- **Available data**:
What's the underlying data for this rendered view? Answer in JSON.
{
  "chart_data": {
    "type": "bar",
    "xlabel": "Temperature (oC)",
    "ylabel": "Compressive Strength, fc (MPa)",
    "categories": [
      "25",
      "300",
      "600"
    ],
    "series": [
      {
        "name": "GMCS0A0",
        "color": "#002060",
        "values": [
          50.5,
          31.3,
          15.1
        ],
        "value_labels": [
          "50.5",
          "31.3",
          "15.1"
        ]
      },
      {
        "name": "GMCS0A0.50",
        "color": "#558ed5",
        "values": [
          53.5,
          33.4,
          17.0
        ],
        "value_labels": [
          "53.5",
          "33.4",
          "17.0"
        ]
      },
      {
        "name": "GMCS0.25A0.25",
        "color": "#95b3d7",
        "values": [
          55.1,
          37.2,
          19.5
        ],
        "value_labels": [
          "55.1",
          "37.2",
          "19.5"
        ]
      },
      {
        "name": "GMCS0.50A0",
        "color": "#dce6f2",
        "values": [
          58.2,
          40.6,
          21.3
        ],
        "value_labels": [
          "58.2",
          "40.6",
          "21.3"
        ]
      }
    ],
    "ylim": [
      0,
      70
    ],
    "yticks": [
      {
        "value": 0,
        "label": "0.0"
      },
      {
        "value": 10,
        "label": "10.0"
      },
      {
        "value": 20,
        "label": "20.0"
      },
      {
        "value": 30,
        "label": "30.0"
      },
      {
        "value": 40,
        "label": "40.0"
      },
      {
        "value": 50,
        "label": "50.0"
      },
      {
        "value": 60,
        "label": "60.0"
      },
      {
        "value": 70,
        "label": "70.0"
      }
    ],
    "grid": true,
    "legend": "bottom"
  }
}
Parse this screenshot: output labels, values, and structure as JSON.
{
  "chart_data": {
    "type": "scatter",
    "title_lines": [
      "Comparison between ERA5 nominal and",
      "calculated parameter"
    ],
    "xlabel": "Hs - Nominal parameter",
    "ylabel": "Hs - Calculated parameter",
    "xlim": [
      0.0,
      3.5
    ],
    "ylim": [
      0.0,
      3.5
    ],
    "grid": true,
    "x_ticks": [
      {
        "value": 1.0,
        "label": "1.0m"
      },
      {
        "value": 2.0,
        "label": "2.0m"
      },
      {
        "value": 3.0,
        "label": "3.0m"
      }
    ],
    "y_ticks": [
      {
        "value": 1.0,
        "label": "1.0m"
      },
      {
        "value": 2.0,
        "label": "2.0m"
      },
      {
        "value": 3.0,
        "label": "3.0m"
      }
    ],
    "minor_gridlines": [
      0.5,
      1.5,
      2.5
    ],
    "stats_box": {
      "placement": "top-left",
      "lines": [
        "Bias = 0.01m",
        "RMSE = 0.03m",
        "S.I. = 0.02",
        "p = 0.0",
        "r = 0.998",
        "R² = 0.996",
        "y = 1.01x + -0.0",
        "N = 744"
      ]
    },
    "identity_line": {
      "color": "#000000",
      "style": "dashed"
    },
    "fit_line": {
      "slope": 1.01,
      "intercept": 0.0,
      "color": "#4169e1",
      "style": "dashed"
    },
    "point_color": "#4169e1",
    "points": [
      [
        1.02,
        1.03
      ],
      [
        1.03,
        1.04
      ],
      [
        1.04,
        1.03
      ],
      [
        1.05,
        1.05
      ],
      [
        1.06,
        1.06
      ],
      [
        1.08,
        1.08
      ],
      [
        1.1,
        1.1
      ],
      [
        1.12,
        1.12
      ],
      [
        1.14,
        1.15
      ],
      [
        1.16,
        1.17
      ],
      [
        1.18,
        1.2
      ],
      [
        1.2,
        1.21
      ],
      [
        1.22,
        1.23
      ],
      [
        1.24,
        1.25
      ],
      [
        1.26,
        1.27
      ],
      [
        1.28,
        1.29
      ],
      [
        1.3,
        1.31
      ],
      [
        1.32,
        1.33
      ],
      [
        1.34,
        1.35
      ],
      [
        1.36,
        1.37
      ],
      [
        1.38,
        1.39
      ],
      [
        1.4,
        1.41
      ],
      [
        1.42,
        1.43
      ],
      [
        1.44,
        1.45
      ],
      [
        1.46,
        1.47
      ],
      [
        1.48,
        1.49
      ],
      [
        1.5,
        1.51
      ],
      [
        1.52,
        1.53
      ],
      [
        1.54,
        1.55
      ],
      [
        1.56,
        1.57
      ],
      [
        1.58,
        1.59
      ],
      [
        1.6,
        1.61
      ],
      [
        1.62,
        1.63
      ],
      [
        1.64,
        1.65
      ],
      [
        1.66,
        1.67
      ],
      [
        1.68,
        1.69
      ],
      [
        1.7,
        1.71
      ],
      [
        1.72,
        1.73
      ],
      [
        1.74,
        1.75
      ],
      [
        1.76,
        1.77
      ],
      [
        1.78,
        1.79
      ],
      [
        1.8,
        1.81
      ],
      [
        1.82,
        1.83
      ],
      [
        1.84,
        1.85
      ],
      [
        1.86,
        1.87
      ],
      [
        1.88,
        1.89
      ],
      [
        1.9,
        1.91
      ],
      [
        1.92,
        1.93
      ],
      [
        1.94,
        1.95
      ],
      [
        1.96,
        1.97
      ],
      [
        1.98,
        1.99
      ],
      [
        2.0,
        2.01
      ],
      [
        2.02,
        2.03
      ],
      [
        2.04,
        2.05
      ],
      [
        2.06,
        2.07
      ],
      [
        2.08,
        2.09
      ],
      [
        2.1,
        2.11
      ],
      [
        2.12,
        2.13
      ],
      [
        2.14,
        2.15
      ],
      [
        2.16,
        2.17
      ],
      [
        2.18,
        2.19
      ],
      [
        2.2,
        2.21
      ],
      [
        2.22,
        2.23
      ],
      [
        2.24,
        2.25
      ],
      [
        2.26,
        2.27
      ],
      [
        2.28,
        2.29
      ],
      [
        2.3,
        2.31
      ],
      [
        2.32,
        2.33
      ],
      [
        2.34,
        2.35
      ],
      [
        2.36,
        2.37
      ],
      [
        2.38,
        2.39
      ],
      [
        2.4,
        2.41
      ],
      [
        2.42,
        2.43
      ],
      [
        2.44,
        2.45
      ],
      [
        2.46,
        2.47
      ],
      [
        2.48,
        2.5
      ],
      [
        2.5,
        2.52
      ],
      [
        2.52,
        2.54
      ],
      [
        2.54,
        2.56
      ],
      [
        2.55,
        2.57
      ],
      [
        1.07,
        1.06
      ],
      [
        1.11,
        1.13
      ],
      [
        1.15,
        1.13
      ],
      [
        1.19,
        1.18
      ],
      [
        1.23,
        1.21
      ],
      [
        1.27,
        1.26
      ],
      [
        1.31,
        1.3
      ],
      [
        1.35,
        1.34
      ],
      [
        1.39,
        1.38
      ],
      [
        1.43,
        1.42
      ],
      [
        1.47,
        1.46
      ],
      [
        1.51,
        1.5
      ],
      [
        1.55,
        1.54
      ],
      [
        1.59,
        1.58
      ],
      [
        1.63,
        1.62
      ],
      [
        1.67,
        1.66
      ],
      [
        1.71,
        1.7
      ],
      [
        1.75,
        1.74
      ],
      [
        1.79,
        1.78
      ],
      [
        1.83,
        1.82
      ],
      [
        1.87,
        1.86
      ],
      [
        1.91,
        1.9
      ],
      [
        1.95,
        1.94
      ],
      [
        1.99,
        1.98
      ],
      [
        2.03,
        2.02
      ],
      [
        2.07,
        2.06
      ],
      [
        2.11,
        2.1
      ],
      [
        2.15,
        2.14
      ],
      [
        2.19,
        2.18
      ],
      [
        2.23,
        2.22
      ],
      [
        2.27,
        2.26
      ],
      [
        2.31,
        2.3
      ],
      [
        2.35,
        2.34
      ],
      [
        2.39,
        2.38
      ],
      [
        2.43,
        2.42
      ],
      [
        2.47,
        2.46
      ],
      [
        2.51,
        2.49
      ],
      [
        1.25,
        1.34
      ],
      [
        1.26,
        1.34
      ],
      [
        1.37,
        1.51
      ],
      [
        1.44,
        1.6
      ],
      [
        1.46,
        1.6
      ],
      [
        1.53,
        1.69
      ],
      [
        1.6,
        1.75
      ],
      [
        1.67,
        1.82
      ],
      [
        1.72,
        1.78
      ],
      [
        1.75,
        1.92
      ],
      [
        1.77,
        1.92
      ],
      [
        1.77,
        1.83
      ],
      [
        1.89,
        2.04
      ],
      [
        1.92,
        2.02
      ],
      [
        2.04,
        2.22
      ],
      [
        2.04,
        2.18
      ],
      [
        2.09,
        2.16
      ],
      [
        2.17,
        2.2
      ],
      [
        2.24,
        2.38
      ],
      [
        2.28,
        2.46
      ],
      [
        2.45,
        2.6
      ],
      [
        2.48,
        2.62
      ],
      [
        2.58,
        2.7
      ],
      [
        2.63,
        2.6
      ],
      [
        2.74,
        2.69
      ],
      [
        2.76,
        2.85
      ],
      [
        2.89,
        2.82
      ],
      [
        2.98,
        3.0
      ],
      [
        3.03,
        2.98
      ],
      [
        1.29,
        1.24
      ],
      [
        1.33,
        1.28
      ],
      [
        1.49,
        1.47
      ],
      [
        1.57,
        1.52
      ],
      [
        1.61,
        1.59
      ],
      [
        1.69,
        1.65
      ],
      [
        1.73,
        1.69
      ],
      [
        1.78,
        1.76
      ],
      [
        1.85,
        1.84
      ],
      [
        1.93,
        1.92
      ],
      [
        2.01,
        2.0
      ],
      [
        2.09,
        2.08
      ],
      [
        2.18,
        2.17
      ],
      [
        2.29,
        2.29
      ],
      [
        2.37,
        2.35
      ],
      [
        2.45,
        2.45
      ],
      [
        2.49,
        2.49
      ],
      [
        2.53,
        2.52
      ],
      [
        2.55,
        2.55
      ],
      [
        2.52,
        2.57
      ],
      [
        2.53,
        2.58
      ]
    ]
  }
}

- **Short problem**: Scan the listing above for the word "ylabel" and show each line where it is found.

- **Written reply**:
    "ylabel": "Compressive Strength, fc (MPa)",
    "ylabel": "Hs - Calculated parameter",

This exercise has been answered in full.